[Data excerpts]
——

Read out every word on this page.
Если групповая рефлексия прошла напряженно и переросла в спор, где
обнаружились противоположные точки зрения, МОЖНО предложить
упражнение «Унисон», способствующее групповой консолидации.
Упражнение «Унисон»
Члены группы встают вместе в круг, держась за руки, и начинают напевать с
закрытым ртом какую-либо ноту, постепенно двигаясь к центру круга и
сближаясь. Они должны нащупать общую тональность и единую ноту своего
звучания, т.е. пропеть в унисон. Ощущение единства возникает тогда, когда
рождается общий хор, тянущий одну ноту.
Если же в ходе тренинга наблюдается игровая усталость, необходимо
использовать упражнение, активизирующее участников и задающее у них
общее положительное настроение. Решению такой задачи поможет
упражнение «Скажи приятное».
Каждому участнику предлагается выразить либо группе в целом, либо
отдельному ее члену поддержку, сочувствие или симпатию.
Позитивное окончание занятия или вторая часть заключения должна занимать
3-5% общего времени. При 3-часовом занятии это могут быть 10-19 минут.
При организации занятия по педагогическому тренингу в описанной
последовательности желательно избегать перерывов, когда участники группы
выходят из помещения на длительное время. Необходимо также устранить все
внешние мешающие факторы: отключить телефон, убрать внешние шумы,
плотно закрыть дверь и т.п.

——

| GIVEN EXERCISE |
Filter the entries down to the lines containing "когда". Copy each of those lines.

| TASK RESPONSE |
звучания, т.е. пропеть в унисон. Ощущение единства возникает тогда, когда
последовательности желательно избегать перерывов, когда участники группы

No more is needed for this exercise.